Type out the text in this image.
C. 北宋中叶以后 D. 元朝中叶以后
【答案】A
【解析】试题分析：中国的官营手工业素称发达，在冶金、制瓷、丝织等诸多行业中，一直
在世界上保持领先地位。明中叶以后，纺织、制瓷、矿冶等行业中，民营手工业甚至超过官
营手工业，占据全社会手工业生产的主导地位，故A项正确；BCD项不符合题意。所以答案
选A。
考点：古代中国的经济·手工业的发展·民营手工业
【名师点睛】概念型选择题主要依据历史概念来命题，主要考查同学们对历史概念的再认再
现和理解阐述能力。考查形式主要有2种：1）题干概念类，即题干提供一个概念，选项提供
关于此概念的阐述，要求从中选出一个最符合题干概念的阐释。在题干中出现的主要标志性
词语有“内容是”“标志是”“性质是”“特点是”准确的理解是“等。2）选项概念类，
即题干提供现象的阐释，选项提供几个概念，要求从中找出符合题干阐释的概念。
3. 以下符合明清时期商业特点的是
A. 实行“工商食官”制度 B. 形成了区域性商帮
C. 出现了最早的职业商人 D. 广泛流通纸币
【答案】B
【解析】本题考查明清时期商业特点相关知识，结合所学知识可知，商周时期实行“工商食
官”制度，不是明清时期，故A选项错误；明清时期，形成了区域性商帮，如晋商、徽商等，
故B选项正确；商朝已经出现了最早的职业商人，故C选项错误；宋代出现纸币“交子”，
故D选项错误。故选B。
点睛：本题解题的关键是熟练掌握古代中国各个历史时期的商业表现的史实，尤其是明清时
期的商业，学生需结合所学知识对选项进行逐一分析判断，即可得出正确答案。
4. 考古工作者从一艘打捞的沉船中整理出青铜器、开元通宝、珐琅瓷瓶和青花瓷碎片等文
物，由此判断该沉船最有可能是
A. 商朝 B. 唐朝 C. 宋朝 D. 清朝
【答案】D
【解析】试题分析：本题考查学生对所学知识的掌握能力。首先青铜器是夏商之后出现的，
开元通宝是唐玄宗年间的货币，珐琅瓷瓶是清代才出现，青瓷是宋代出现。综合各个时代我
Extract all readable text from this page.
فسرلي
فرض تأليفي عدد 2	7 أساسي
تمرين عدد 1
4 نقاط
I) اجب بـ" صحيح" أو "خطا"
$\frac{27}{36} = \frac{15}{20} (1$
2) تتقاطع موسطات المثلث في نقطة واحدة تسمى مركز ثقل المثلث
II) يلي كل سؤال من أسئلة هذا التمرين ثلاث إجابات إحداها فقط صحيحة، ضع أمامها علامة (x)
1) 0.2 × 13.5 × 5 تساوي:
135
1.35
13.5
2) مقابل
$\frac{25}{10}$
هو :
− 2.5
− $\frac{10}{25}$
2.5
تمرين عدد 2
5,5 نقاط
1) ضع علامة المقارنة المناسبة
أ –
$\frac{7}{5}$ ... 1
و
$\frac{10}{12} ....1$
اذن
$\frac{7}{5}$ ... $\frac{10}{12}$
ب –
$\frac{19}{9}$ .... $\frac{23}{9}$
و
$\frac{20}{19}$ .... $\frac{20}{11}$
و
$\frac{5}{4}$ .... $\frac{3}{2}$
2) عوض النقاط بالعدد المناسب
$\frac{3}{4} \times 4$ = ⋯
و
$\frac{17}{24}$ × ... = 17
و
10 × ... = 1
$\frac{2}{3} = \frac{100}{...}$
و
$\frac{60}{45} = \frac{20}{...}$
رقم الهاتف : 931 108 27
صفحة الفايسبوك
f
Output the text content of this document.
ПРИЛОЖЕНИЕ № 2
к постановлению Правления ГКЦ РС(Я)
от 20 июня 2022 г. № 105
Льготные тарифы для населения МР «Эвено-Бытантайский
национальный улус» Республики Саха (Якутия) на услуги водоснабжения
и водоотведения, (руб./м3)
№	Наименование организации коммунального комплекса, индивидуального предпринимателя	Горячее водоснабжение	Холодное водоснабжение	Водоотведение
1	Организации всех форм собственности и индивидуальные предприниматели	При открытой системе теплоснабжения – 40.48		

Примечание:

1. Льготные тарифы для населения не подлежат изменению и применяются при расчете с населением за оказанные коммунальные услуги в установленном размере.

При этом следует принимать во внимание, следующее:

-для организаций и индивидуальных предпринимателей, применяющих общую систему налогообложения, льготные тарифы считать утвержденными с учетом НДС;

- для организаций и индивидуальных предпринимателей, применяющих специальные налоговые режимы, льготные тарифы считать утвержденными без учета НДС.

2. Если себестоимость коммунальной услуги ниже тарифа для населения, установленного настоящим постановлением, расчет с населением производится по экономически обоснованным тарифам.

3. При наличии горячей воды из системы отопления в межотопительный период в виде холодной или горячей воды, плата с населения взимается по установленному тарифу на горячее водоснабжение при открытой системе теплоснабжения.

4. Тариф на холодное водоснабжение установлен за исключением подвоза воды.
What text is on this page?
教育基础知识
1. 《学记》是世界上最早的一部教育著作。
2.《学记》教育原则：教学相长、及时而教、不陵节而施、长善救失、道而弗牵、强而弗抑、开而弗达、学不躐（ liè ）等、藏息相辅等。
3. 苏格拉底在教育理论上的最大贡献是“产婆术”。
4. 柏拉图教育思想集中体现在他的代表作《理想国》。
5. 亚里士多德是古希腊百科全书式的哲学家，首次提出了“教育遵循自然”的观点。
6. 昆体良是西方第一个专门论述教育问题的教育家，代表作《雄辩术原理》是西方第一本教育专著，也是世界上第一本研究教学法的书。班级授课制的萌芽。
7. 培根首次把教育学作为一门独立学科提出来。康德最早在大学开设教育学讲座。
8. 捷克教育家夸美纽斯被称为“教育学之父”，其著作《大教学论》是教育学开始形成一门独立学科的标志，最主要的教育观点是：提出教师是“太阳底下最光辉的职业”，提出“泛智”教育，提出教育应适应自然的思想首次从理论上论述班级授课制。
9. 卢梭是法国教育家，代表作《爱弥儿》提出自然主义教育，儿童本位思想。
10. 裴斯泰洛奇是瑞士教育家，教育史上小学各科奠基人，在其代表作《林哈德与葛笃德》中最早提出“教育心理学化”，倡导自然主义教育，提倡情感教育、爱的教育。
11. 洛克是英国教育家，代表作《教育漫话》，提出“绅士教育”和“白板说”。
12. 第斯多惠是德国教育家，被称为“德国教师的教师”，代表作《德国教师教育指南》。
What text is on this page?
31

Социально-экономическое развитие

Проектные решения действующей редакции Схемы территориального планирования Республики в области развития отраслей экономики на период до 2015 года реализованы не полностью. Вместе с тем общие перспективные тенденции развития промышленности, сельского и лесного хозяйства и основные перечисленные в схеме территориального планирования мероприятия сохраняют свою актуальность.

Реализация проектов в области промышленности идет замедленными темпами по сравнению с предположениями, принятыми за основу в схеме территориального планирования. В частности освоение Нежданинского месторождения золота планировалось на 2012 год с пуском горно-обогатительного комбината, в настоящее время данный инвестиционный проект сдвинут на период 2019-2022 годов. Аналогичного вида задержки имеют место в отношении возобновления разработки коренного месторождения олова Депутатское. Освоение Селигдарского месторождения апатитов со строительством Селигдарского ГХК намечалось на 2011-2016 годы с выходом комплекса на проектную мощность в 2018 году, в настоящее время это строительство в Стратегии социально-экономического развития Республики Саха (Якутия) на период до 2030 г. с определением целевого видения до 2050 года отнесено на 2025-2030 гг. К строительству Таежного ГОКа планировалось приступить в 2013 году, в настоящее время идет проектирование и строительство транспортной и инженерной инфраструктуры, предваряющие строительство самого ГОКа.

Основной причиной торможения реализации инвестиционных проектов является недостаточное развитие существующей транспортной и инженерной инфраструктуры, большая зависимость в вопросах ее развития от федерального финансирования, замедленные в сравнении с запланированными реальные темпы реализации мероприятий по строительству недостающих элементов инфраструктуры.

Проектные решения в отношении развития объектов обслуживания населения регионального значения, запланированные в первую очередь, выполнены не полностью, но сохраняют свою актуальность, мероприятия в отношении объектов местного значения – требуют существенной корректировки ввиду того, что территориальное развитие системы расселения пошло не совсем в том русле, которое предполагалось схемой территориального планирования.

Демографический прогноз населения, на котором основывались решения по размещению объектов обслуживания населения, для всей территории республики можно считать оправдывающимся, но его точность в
* * *
### EXERCISE
Go through the preceding material and copy each line that has the word "водоснабжение".

### COMPLETE ANSWER
№	Наименование организации коммунального комплекса, индивидуального предпринимателя	Горячее водоснабжение	Холодное водоснабжение	Водоотведение
3. При наличии горячей воды из системы отопления в межотопительный период в виде холодной или горячей воды, плата с населения взимается по установленному тарифу на горячее водоснабжение при открытой системе теплоснабжения.
4. Тариф на холодное водоснабжение установлен за исключением подвоза воды.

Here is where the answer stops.